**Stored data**
begin

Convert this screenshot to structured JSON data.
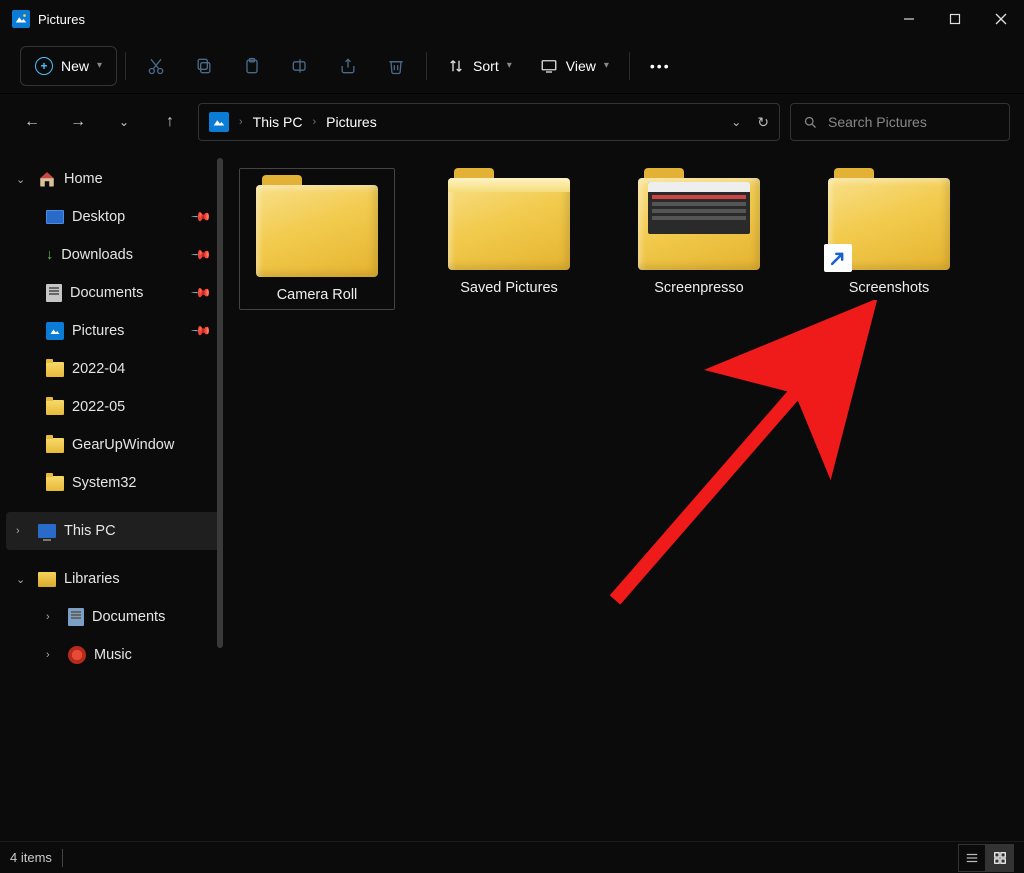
{
  "window": {
    "title": "Pictures"
  },
  "toolbar": {
    "new_label": "New",
    "sort_label": "Sort",
    "view_label": "View"
  },
  "breadcrumb": {
    "items": [
      "This PC",
      "Pictures"
    ]
  },
  "search": {
    "placeholder": "Search Pictures"
  },
  "sidebar": {
    "home": "Home",
    "desktop": "Desktop",
    "downloads": "Downloads",
    "documents": "Documents",
    "pictures": "Pictures",
    "f2022_04": "2022-04",
    "f2022_05": "2022-05",
    "gearup": "GearUpWindow",
    "system32": "System32",
    "thispc": "This PC",
    "libraries": "Libraries",
    "lib_documents": "Documents",
    "lib_music": "Music"
  },
  "folders": {
    "camera_roll": "Camera Roll",
    "saved_pictures": "Saved Pictures",
    "screenpresso": "Screenpresso",
    "screenshots": "Screenshots"
  },
  "status": {
    "count": "4 items"
  }
}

end

**TO DO**
Which lines contain "Documents"? Copy each of them.

**ANSWER TO THIS PROBLEM**
    "documents": "Documents",
    "lib_documents": "Documents",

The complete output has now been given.